--- START OF DATA EXTRACT ---

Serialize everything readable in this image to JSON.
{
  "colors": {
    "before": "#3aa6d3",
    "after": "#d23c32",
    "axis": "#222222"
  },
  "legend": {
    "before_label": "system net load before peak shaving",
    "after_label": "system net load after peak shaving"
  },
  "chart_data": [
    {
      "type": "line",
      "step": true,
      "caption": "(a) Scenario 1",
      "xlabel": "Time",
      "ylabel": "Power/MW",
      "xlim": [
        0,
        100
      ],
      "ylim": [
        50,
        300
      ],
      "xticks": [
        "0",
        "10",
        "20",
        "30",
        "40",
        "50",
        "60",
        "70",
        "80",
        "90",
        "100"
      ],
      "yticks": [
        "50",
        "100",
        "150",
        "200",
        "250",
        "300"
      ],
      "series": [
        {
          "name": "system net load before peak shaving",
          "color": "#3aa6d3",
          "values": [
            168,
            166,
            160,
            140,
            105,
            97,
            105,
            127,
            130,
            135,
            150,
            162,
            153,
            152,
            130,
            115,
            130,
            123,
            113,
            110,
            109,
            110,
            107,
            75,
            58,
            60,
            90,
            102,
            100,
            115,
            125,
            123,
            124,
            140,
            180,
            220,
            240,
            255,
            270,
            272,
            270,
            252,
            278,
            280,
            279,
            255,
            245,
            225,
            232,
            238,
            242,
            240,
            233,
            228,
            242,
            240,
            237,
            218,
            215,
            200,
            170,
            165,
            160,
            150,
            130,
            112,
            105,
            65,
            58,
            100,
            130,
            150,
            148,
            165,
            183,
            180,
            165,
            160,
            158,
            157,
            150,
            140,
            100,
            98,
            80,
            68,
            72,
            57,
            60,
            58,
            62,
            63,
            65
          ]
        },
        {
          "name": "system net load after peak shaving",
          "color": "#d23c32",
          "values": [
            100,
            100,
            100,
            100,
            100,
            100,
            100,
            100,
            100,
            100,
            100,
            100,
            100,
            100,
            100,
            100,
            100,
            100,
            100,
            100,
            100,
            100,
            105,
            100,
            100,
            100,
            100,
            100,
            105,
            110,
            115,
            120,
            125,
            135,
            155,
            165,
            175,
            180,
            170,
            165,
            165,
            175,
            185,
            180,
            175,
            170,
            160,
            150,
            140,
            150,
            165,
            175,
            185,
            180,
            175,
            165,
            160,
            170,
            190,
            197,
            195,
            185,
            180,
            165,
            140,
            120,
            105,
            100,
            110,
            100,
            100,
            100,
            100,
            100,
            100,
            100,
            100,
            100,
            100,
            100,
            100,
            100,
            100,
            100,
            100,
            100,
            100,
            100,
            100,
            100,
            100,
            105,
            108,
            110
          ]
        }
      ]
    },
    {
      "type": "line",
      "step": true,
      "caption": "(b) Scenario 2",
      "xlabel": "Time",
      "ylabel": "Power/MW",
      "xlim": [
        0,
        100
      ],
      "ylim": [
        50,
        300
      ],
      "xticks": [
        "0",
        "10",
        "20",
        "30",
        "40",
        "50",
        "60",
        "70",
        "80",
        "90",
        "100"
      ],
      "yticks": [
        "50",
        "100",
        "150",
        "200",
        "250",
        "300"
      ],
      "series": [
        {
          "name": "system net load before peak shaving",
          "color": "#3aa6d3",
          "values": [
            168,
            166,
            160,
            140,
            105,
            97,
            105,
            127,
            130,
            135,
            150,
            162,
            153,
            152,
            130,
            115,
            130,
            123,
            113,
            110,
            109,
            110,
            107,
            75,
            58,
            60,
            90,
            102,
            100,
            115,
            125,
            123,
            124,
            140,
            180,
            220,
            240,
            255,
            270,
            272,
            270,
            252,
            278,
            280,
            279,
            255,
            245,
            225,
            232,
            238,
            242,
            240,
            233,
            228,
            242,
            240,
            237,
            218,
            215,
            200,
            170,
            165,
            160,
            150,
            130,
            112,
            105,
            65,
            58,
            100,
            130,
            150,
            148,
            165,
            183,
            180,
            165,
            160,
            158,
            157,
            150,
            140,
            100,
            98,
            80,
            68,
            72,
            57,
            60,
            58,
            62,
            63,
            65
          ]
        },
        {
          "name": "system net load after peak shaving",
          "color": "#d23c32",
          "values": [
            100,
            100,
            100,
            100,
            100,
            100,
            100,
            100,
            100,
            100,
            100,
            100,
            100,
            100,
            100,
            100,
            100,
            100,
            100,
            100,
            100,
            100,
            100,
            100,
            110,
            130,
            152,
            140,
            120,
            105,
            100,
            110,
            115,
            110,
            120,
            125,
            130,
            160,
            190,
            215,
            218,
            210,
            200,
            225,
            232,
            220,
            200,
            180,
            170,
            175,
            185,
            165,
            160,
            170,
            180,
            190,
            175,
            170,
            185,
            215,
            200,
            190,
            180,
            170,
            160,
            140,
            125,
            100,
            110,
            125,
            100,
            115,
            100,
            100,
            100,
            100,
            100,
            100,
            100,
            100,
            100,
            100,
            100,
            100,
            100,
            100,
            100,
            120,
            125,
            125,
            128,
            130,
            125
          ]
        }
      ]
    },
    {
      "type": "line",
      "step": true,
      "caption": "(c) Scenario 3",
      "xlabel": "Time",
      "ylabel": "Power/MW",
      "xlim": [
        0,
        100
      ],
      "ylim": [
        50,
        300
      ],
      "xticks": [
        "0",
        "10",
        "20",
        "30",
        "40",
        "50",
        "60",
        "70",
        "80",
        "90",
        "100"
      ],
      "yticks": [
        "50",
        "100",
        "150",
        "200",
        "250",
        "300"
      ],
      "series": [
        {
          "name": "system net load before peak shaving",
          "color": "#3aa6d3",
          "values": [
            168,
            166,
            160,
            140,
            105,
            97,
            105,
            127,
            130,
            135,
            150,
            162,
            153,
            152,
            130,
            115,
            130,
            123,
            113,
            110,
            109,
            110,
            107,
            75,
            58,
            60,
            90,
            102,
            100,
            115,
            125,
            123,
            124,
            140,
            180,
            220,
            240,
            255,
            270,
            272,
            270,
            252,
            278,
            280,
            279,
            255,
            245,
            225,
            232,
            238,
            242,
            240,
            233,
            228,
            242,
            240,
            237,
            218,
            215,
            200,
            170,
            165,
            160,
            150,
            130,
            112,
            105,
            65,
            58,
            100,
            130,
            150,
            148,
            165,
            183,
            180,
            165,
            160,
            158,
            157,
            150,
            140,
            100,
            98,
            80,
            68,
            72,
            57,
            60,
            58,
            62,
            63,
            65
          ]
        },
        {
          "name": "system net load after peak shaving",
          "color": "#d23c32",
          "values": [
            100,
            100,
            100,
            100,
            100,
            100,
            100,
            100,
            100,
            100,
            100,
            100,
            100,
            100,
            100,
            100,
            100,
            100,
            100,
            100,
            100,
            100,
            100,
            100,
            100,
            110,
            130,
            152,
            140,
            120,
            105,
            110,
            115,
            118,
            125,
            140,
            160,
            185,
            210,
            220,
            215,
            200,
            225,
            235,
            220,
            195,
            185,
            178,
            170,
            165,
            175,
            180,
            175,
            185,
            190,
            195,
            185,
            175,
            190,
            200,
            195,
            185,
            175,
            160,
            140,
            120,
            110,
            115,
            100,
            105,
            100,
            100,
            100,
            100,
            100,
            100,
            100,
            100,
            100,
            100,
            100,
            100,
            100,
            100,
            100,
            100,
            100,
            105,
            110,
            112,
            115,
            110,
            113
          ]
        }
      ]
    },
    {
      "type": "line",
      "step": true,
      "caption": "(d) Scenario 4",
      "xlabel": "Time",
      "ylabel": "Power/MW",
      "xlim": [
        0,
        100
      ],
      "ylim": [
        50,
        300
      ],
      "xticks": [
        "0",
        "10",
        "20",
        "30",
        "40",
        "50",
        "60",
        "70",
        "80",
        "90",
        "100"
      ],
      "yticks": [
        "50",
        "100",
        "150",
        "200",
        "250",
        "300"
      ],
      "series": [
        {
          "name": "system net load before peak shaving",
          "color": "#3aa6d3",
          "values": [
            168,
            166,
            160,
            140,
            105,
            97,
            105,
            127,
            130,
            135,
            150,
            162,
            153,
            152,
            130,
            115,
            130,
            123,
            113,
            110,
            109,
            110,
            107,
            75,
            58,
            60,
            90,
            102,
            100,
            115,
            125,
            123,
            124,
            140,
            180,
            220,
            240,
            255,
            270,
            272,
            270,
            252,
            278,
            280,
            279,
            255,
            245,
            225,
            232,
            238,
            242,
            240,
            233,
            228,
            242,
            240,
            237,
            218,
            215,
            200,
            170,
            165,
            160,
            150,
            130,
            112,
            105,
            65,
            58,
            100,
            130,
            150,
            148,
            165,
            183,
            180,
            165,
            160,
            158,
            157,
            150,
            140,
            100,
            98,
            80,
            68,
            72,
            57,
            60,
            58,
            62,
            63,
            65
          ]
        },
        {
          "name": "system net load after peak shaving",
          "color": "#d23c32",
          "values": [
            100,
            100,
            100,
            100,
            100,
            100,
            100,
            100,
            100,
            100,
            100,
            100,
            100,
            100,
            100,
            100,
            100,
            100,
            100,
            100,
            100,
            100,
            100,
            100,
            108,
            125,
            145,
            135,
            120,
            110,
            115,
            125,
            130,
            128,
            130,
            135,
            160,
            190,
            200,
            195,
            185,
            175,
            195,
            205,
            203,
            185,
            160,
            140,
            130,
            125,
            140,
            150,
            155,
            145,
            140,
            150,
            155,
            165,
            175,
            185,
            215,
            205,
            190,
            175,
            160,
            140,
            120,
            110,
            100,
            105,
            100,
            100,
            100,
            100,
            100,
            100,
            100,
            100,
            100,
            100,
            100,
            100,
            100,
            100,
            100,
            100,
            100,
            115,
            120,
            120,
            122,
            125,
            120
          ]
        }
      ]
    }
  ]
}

--- END OF DATA EXTRACT ---

■ **TASK PROMPT**
Copy every line of the listing that contains the word "caption".

■ **EXERCISE OUTPUT**
      "caption": "(a) Scenario 1",
      "caption": "(b) Scenario 2",
      "caption": "(c) Scenario 3",
      "caption": "(d) Scenario 4",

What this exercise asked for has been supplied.